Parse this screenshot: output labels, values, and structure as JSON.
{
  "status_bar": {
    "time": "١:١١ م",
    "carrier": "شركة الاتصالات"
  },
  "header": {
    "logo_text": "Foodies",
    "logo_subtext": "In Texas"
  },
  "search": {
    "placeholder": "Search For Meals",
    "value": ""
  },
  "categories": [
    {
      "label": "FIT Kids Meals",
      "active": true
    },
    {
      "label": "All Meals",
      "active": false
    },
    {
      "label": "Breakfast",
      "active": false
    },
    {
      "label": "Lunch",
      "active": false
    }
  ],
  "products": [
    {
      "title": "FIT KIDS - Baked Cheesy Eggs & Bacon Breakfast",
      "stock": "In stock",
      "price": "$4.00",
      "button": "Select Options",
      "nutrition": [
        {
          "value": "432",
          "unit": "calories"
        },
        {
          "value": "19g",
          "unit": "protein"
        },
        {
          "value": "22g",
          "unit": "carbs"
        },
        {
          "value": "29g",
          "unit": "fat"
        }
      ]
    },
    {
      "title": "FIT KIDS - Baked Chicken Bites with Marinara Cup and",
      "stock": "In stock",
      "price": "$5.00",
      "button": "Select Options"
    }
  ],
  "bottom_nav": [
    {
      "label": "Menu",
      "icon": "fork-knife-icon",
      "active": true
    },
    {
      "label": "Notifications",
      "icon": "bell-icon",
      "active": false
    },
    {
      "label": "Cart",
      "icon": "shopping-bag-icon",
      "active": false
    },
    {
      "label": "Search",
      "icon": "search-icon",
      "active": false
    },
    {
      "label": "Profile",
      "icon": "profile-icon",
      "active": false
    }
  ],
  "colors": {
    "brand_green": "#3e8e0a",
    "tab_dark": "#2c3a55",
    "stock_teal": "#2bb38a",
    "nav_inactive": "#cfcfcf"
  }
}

..............................

Problem to work on
The response should consist of all the entries, copied without any alteration.

Solved problem
Parse this screenshot: output labels, values, and structure as JSON.
{
  "status_bar": {
    "time": "١:١١ م",
    "carrier": "شركة الاتصالات"
  },
  "header": {
    "logo_text": "Foodies",
    "logo_subtext": "In Texas"
  },
  "search": {
    "placeholder": "Search For Meals",
    "value": ""
  },
  "categories": [
    {
      "label": "FIT Kids Meals",
      "active": true
    },
    {
      "label": "All Meals",
      "active": false
    },
    {
      "label": "Breakfast",
      "active": false
    },
    {
      "label": "Lunch",
      "active": false
    }
  ],
  "products": [
    {
      "title": "FIT KIDS - Baked Cheesy Eggs & Bacon Breakfast",
      "stock": "In stock",
      "price": "$4.00",
      "button": "Select Options",
      "nutrition": [
        {
          "value": "432",
          "unit": "calories"
        },
        {
          "value": "19g",
          "unit": "protein"
        },
        {
          "value": "22g",
          "unit": "carbs"
        },
        {
          "value": "29g",
          "unit": "fat"
        }
      ]
    },
    {
      "title": "FIT KIDS - Baked Chicken Bites with Marinara Cup and",
      "stock": "In stock",
      "price": "$5.00",
      "button": "Select Options"
    }
  ],
  "bottom_nav": [
    {
      "label": "Menu",
      "icon": "fork-knife-icon",
      "active": true
    },
    {
      "label": "Notifications",
      "icon": "bell-icon",
      "active": false
    },
    {
      "label": "Cart",
      "icon": "shopping-bag-icon",
      "active": false
    },
    {
      "label": "Search",
      "icon": "search-icon",
      "active": false
    },
    {
      "label": "Profile",
      "icon": "profile-icon",
      "active": false
    }
  ],
  "colors": {
    "brand_green": "#3e8e0a",
    "tab_dark": "#2c3a55",
    "stock_teal": "#2bb38a",
    "nav_inactive": "#cfcfcf"
  }
}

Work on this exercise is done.